Given data:
-- Start --

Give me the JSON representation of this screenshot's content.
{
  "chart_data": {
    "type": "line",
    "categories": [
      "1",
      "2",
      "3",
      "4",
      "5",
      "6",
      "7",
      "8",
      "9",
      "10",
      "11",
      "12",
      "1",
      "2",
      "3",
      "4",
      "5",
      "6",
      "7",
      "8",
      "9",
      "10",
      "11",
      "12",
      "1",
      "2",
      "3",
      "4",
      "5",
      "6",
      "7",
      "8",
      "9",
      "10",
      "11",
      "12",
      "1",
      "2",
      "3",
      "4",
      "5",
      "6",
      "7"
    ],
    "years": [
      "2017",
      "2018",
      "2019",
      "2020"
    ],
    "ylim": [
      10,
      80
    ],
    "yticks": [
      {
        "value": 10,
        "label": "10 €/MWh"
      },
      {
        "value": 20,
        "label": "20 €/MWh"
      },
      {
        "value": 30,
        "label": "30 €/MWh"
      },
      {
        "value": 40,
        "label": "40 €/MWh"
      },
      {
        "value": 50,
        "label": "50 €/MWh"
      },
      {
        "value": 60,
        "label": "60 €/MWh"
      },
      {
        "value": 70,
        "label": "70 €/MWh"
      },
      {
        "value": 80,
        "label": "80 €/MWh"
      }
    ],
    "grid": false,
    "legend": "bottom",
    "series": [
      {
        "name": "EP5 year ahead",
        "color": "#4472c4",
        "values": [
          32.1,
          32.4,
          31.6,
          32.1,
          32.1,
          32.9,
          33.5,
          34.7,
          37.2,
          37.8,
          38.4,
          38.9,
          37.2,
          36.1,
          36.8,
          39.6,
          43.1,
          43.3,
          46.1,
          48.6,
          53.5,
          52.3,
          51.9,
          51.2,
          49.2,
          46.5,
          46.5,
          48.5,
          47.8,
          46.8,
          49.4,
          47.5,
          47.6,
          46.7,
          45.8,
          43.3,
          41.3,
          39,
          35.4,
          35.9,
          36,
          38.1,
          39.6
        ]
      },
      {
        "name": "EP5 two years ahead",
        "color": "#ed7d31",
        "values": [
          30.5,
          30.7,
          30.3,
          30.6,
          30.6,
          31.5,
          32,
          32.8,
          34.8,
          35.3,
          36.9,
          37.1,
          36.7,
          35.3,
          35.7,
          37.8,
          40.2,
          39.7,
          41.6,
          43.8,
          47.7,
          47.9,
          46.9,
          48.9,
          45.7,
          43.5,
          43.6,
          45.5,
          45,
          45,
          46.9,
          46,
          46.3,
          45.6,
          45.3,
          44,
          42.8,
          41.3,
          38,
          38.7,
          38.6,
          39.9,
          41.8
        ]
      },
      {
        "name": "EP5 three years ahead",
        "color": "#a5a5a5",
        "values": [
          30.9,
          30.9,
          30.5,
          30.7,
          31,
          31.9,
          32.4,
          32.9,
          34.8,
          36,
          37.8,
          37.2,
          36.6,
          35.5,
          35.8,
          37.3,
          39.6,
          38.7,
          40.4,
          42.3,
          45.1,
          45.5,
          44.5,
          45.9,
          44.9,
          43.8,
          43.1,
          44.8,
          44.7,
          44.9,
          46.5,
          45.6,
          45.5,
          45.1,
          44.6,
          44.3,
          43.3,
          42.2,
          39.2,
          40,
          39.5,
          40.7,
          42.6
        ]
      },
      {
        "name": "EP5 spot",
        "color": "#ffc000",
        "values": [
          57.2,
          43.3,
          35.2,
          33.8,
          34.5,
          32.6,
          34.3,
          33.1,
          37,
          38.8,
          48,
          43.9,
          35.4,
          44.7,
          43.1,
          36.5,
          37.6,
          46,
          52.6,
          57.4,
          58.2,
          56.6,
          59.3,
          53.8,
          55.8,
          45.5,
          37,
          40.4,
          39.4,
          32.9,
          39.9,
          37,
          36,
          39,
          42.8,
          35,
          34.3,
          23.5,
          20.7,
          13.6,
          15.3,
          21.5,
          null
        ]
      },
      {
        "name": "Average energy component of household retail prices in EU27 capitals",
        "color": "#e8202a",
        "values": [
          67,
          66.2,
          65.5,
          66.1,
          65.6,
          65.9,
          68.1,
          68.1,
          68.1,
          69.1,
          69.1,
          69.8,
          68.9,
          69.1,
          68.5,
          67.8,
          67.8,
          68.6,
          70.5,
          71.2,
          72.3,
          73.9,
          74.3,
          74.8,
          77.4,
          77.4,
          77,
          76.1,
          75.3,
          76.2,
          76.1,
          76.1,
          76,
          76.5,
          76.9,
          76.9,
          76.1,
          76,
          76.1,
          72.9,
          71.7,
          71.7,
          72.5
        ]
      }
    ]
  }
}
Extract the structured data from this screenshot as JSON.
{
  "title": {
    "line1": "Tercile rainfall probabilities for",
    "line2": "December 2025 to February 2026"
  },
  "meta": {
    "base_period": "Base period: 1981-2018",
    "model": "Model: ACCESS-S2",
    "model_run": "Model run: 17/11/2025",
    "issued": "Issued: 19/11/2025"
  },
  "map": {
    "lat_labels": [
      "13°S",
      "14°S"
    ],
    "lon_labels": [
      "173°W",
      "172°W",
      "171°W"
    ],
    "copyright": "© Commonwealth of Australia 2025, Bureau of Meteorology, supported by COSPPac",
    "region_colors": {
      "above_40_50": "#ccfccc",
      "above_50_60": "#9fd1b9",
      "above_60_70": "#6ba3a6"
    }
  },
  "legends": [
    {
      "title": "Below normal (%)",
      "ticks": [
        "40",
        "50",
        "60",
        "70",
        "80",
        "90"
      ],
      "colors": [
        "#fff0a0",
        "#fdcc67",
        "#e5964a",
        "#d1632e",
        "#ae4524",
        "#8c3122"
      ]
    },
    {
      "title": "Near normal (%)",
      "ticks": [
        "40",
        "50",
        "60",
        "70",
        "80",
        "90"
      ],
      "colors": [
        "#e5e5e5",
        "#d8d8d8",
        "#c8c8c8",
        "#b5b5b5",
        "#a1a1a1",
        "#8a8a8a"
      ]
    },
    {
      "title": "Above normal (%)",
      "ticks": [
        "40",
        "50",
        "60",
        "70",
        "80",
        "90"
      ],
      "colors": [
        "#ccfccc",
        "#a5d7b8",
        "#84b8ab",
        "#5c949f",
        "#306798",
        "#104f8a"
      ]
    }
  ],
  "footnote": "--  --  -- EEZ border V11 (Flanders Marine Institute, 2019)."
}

-- End --

Task details:
From the records above, extract each line exactly as shown.

Final answer:
Give me the JSON representation of this screenshot's content.
{
  "chart_data": {
    "type": "line",
    "categories": [
      "1",
      "2",
      "3",
      "4",
      "5",
      "6",
      "7",
      "8",
      "9",
      "10",
      "11",
      "12",
      "1",
      "2",
      "3",
      "4",
      "5",
      "6",
      "7",
      "8",
      "9",
      "10",
      "11",
      "12",
      "1",
      "2",
      "3",
      "4",
      "5",
      "6",
      "7",
      "8",
      "9",
      "10",
      "11",
      "12",
      "1",
      "2",
      "3",
      "4",
      "5",
      "6",
      "7"
    ],
    "years": [
      "2017",
      "2018",
      "2019",
      "2020"
    ],
    "ylim": [
      10,
      80
    ],
    "yticks": [
      {
        "value": 10,
        "label": "10 €/MWh"
      },
      {
        "value": 20,
        "label": "20 €/MWh"
      },
      {
        "value": 30,
        "label": "30 €/MWh"
      },
      {
        "value": 40,
        "label": "40 €/MWh"
      },
      {
        "value": 50,
        "label": "50 €/MWh"
      },
      {
        "value": 60,
        "label": "60 €/MWh"
      },
      {
        "value": 70,
        "label": "70 €/MWh"
      },
      {
        "value": 80,
        "label": "80 €/MWh"
      }
    ],
    "grid": false,
    "legend": "bottom",
    "series": [
      {
        "name": "EP5 year ahead",
        "color": "#4472c4",
        "values": [
          32.1,
          32.4,
          31.6,
          32.1,
          32.1,
          32.9,
          33.5,
          34.7,
          37.2,
          37.8,
          38.4,
          38.9,
          37.2,
          36.1,
          36.8,
          39.6,
          43.1,
          43.3,
          46.1,
          48.6,
          53.5,
          52.3,
          51.9,
          51.2,
          49.2,
          46.5,
          46.5,
          48.5,
          47.8,
          46.8,
          49.4,
          47.5,
          47.6,
          46.7,
          45.8,
          43.3,
          41.3,
          39,
          35.4,
          35.9,
          36,
          38.1,
          39.6
        ]
      },
      {
        "name": "EP5 two years ahead",
        "color": "#ed7d31",
        "values": [
          30.5,
          30.7,
          30.3,
          30.6,
          30.6,
          31.5,
          32,
          32.8,
          34.8,
          35.3,
          36.9,
          37.1,
          36.7,
          35.3,
          35.7,
          37.8,
          40.2,
          39.7,
          41.6,
          43.8,
          47.7,
          47.9,
          46.9,
          48.9,
          45.7,
          43.5,
          43.6,
          45.5,
          45,
          45,
          46.9,
          46,
          46.3,
          45.6,
          45.3,
          44,
          42.8,
          41.3,
          38,
          38.7,
          38.6,
          39.9,
          41.8
        ]
      },
      {
        "name": "EP5 three years ahead",
        "color": "#a5a5a5",
        "values": [
          30.9,
          30.9,
          30.5,
          30.7,
          31,
          31.9,
          32.4,
          32.9,
          34.8,
          36,
          37.8,
          37.2,
          36.6,
          35.5,
          35.8,
          37.3,
          39.6,
          38.7,
          40.4,
          42.3,
          45.1,
          45.5,
          44.5,
          45.9,
          44.9,
          43.8,
          43.1,
          44.8,
          44.7,
          44.9,
          46.5,
          45.6,
          45.5,
          45.1,
          44.6,
          44.3,
          43.3,
          42.2,
          39.2,
          40,
          39.5,
          40.7,
          42.6
        ]
      },
      {
        "name": "EP5 spot",
        "color": "#ffc000",
        "values": [
          57.2,
          43.3,
          35.2,
          33.8,
          34.5,
          32.6,
          34.3,
          33.1,
          37,
          38.8,
          48,
          43.9,
          35.4,
          44.7,
          43.1,
          36.5,
          37.6,
          46,
          52.6,
          57.4,
          58.2,
          56.6,
          59.3,
          53.8,
          55.8,
          45.5,
          37,
          40.4,
          39.4,
          32.9,
          39.9,
          37,
          36,
          39,
          42.8,
          35,
          34.3,
          23.5,
          20.7,
          13.6,
          15.3,
          21.5,
          null
        ]
      },
      {
        "name": "Average energy component of household retail prices in EU27 capitals",
        "color": "#e8202a",
        "values": [
          67,
          66.2,
          65.5,
          66.1,
          65.6,
          65.9,
          68.1,
          68.1,
          68.1,
          69.1,
          69.1,
          69.8,
          68.9,
          69.1,
          68.5,
          67.8,
          67.8,
          68.6,
          70.5,
          71.2,
          72.3,
          73.9,
          74.3,
          74.8,
          77.4,
          77.4,
          77,
          76.1,
          75.3,
          76.2,
          76.1,
          76.1,
          76,
          76.5,
          76.9,
          76.9,
          76.1,
          76,
          76.1,
          72.9,
          71.7,
          71.7,
          72.5
        ]
      }
    ]
  }
}
Extract the structured data from this screenshot as JSON.
{
  "title": {
    "line1": "Tercile rainfall probabilities for",
    "line2": "December 2025 to February 2026"
  },
  "meta": {
    "base_period": "Base period: 1981-2018",
    "model": "Model: ACCESS-S2",
    "model_run": "Model run: 17/11/2025",
    "issued": "Issued: 19/11/2025"
  },
  "map": {
    "lat_labels": [
      "13°S",
      "14°S"
    ],
    "lon_labels": [
      "173°W",
      "172°W",
      "171°W"
    ],
    "copyright": "© Commonwealth of Australia 2025, Bureau of Meteorology, supported by COSPPac",
    "region_colors": {
      "above_40_50": "#ccfccc",
      "above_50_60": "#9fd1b9",
      "above_60_70": "#6ba3a6"
    }
  },
  "legends": [
    {
      "title": "Below normal (%)",
      "ticks": [
        "40",
        "50",
        "60",
        "70",
        "80",
        "90"
      ],
      "colors": [
        "#fff0a0",
        "#fdcc67",
        "#e5964a",
        "#d1632e",
        "#ae4524",
        "#8c3122"
      ]
    },
    {
      "title": "Near normal (%)",
      "ticks": [
        "40",
        "50",
        "60",
        "70",
        "80",
        "90"
      ],
      "colors": [
        "#e5e5e5",
        "#d8d8d8",
        "#c8c8c8",
        "#b5b5b5",
        "#a1a1a1",
        "#8a8a8a"
      ]
    },
    {
      "title": "Above normal (%)",
      "ticks": [
        "40",
        "50",
        "60",
        "70",
        "80",
        "90"
      ],
      "colors": [
        "#ccfccc",
        "#a5d7b8",
        "#84b8ab",
        "#5c949f",
        "#306798",
        "#104f8a"
      ]
    }
  ],
  "footnote": "--  --  -- EEZ border V11 (Flanders Marine Institute, 2019)."
}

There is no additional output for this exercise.